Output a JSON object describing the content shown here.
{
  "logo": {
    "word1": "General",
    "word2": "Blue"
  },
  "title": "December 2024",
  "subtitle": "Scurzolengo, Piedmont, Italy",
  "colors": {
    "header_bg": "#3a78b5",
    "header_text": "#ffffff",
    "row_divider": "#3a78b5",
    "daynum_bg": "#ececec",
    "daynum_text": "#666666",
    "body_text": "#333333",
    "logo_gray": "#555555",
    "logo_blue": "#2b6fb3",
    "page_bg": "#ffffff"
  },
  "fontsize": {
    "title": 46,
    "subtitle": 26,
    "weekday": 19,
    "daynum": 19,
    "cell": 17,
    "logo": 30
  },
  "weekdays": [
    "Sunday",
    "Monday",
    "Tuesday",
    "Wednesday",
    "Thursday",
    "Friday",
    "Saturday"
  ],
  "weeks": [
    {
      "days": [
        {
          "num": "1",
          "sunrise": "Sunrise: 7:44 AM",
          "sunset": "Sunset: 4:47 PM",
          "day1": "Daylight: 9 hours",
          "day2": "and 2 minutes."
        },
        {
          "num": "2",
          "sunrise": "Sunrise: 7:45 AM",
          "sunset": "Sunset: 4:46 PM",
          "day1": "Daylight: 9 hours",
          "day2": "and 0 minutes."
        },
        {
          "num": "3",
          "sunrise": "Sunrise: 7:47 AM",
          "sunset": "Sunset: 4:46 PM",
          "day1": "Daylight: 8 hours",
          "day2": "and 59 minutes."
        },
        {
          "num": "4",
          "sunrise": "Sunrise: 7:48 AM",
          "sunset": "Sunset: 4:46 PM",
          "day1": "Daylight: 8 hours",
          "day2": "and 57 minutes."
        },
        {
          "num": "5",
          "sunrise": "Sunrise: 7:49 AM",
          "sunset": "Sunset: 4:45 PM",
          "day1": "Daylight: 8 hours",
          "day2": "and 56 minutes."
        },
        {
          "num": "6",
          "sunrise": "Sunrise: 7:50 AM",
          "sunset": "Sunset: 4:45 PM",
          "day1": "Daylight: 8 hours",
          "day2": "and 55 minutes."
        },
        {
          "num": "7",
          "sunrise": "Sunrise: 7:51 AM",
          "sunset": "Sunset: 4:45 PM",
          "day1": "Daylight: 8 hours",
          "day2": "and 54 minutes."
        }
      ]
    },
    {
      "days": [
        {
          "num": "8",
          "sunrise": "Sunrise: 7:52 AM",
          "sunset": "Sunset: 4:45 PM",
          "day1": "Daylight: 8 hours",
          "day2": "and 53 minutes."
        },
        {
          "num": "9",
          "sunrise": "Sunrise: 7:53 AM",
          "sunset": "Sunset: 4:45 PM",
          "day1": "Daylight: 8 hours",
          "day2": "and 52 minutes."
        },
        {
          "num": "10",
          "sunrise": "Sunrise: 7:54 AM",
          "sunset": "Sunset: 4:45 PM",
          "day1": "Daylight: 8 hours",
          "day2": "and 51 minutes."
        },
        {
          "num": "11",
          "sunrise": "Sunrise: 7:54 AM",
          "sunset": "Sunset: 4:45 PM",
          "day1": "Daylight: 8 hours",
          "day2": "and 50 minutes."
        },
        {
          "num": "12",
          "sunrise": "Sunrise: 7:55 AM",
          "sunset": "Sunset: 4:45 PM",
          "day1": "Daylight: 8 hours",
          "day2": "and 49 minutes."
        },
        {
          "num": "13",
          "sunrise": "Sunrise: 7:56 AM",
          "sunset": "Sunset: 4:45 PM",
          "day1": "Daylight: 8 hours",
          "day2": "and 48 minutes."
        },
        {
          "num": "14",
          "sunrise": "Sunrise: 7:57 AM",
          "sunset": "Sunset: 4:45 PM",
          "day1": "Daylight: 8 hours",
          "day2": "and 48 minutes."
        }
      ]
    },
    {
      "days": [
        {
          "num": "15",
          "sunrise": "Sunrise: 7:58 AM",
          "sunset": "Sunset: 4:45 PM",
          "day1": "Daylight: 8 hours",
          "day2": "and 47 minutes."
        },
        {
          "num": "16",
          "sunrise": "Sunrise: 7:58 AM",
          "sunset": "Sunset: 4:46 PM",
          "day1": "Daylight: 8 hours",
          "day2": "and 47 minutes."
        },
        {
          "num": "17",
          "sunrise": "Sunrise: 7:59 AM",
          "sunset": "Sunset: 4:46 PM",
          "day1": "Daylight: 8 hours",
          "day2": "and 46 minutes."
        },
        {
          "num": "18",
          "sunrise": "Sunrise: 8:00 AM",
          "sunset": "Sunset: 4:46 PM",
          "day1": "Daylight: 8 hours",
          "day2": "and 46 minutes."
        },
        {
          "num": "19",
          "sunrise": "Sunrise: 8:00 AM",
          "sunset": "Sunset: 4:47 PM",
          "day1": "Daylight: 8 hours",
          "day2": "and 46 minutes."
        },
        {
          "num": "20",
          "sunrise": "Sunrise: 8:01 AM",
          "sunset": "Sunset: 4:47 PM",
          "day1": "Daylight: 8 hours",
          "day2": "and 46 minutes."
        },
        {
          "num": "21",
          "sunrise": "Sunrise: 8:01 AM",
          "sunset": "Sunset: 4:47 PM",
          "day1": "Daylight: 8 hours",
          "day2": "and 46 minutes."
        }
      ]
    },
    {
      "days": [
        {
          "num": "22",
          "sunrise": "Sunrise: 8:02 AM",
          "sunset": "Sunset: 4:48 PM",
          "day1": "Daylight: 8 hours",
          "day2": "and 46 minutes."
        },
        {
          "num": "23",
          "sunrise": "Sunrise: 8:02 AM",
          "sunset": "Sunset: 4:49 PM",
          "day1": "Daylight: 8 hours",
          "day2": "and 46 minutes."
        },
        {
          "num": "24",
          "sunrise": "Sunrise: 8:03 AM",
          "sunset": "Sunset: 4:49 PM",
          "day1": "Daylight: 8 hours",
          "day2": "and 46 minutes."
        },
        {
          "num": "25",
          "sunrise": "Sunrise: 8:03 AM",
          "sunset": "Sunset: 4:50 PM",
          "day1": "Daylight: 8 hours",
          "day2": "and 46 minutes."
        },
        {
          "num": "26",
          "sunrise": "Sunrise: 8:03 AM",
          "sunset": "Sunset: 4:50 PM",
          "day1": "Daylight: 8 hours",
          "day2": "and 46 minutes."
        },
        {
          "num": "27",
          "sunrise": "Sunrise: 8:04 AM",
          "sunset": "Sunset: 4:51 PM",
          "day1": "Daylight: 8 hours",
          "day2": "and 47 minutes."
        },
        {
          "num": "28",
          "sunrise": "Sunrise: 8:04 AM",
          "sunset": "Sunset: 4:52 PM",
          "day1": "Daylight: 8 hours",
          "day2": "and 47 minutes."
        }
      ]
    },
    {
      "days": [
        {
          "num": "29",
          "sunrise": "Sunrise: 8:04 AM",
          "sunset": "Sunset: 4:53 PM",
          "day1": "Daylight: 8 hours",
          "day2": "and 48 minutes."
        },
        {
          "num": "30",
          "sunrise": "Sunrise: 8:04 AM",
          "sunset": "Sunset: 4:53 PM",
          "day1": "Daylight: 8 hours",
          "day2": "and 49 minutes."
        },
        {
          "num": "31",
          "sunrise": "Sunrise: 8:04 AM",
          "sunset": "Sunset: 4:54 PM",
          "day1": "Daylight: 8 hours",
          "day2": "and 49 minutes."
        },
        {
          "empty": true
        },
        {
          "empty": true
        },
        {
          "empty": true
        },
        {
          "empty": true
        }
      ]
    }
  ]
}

### SHORT PROBLEM
Output all of the material, please, exactly as it stands.

### TASK RESPONSE
Output a JSON object describing the content shown here.
{
  "logo": {
    "word1": "General",
    "word2": "Blue"
  },
  "title": "December 2024",
  "subtitle": "Scurzolengo, Piedmont, Italy",
  "colors": {
    "header_bg": "#3a78b5",
    "header_text": "#ffffff",
    "row_divider": "#3a78b5",
    "daynum_bg": "#ececec",
    "daynum_text": "#666666",
    "body_text": "#333333",
    "logo_gray": "#555555",
    "logo_blue": "#2b6fb3",
    "page_bg": "#ffffff"
  },
  "fontsize": {
    "title": 46,
    "subtitle": 26,
    "weekday": 19,
    "daynum": 19,
    "cell": 17,
    "logo": 30
  },
  "weekdays": [
    "Sunday",
    "Monday",
    "Tuesday",
    "Wednesday",
    "Thursday",
    "Friday",
    "Saturday"
  ],
  "weeks": [
    {
      "days": [
        {
          "num": "1",
          "sunrise": "Sunrise: 7:44 AM",
          "sunset": "Sunset: 4:47 PM",
          "day1": "Daylight: 9 hours",
          "day2": "and 2 minutes."
        },
        {
          "num": "2",
          "sunrise": "Sunrise: 7:45 AM",
          "sunset": "Sunset: 4:46 PM",
          "day1": "Daylight: 9 hours",
          "day2": "and 0 minutes."
        },
        {
          "num": "3",
          "sunrise": "Sunrise: 7:47 AM",
          "sunset": "Sunset: 4:46 PM",
          "day1": "Daylight: 8 hours",
          "day2": "and 59 minutes."
        },
        {
          "num": "4",
          "sunrise": "Sunrise: 7:48 AM",
          "sunset": "Sunset: 4:46 PM",
          "day1": "Daylight: 8 hours",
          "day2": "and 57 minutes."
        },
        {
          "num": "5",
          "sunrise": "Sunrise: 7:49 AM",
          "sunset": "Sunset: 4:45 PM",
          "day1": "Daylight: 8 hours",
          "day2": "and 56 minutes."
        },
        {
          "num": "6",
          "sunrise": "Sunrise: 7:50 AM",
          "sunset": "Sunset: 4:45 PM",
          "day1": "Daylight: 8 hours",
          "day2": "and 55 minutes."
        },
        {
          "num": "7",
          "sunrise": "Sunrise: 7:51 AM",
          "sunset": "Sunset: 4:45 PM",
          "day1": "Daylight: 8 hours",
          "day2": "and 54 minutes."
        }
      ]
    },
    {
      "days": [
        {
          "num": "8",
          "sunrise": "Sunrise: 7:52 AM",
          "sunset": "Sunset: 4:45 PM",
          "day1": "Daylight: 8 hours",
          "day2": "and 53 minutes."
        },
        {
          "num": "9",
          "sunrise": "Sunrise: 7:53 AM",
          "sunset": "Sunset: 4:45 PM",
          "day1": "Daylight: 8 hours",
          "day2": "and 52 minutes."
        },
        {
          "num": "10",
          "sunrise": "Sunrise: 7:54 AM",
          "sunset": "Sunset: 4:45 PM",
          "day1": "Daylight: 8 hours",
          "day2": "and 51 minutes."
        },
        {
          "num": "11",
          "sunrise": "Sunrise: 7:54 AM",
          "sunset": "Sunset: 4:45 PM",
          "day1": "Daylight: 8 hours",
          "day2": "and 50 minutes."
        },
        {
          "num": "12",
          "sunrise": "Sunrise: 7:55 AM",
          "sunset": "Sunset: 4:45 PM",
          "day1": "Daylight: 8 hours",
          "day2": "and 49 minutes."
        },
        {
          "num": "13",
          "sunrise": "Sunrise: 7:56 AM",
          "sunset": "Sunset: 4:45 PM",
          "day1": "Daylight: 8 hours",
          "day2": "and 48 minutes."
        },
        {
          "num": "14",
          "sunrise": "Sunrise: 7:57 AM",
          "sunset": "Sunset: 4:45 PM",
          "day1": "Daylight: 8 hours",
          "day2": "and 48 minutes."
        }
      ]
    },
    {
      "days": [
        {
          "num": "15",
          "sunrise": "Sunrise: 7:58 AM",
          "sunset": "Sunset: 4:45 PM",
          "day1": "Daylight: 8 hours",
          "day2": "and 47 minutes."
        },
        {
          "num": "16",
          "sunrise": "Sunrise: 7:58 AM",
          "sunset": "Sunset: 4:46 PM",
          "day1": "Daylight: 8 hours",
          "day2": "and 47 minutes."
        },
        {
          "num": "17",
          "sunrise": "Sunrise: 7:59 AM",
          "sunset": "Sunset: 4:46 PM",
          "day1": "Daylight: 8 hours",
          "day2": "and 46 minutes."
        },
        {
          "num": "18",
          "sunrise": "Sunrise: 8:00 AM",
          "sunset": "Sunset: 4:46 PM",
          "day1": "Daylight: 8 hours",
          "day2": "and 46 minutes."
        },
        {
          "num": "19",
          "sunrise": "Sunrise: 8:00 AM",
          "sunset": "Sunset: 4:47 PM",
          "day1": "Daylight: 8 hours",
          "day2": "and 46 minutes."
        },
        {
          "num": "20",
          "sunrise": "Sunrise: 8:01 AM",
          "sunset": "Sunset: 4:47 PM",
          "day1": "Daylight: 8 hours",
          "day2": "and 46 minutes."
        },
        {
          "num": "21",
          "sunrise": "Sunrise: 8:01 AM",
          "sunset": "Sunset: 4:47 PM",
          "day1": "Daylight: 8 hours",
          "day2": "and 46 minutes."
        }
      ]
    },
    {
      "days": [
        {
          "num": "22",
          "sunrise": "Sunrise: 8:02 AM",
          "sunset": "Sunset: 4:48 PM",
          "day1": "Daylight: 8 hours",
          "day2": "and 46 minutes."
        },
        {
          "num": "23",
          "sunrise": "Sunrise: 8:02 AM",
          "sunset": "Sunset: 4:49 PM",
          "day1": "Daylight: 8 hours",
          "day2": "and 46 minutes."
        },
        {
          "num": "24",
          "sunrise": "Sunrise: 8:03 AM",
          "sunset": "Sunset: 4:49 PM",
          "day1": "Daylight: 8 hours",
          "day2": "and 46 minutes."
        },
        {
          "num": "25",
          "sunrise": "Sunrise: 8:03 AM",
          "sunset": "Sunset: 4:50 PM",
          "day1": "Daylight: 8 hours",
          "day2": "and 46 minutes."
        },
        {
          "num": "26",
          "sunrise": "Sunrise: 8:03 AM",
          "sunset": "Sunset: 4:50 PM",
          "day1": "Daylight: 8 hours",
          "day2": "and 46 minutes."
        },
        {
          "num": "27",
          "sunrise": "Sunrise: 8:04 AM",
          "sunset": "Sunset: 4:51 PM",
          "day1": "Daylight: 8 hours",
          "day2": "and 47 minutes."
        },
        {
          "num": "28",
          "sunrise": "Sunrise: 8:04 AM",
          "sunset": "Sunset: 4:52 PM",
          "day1": "Daylight: 8 hours",
          "day2": "and 47 minutes."
        }
      ]
    },
    {
      "days": [
        {
          "num": "29",
          "sunrise": "Sunrise: 8:04 AM",
          "sunset": "Sunset: 4:53 PM",
          "day1": "Daylight: 8 hours",
          "day2": "and 48 minutes."
        },
        {
          "num": "30",
          "sunrise": "Sunrise: 8:04 AM",
          "sunset": "Sunset: 4:53 PM",
          "day1": "Daylight: 8 hours",
          "day2": "and 49 minutes."
        },
        {
          "num": "31",
          "sunrise": "Sunrise: 8:04 AM",
          "sunset": "Sunset: 4:54 PM",
          "day1": "Daylight: 8 hours",
          "day2": "and 49 minutes."
        },
        {
          "empty": true
        },
        {
          "empty": true
        },
        {
          "empty": true
        },
        {
          "empty": true
        }
      ]
    }
  ]
}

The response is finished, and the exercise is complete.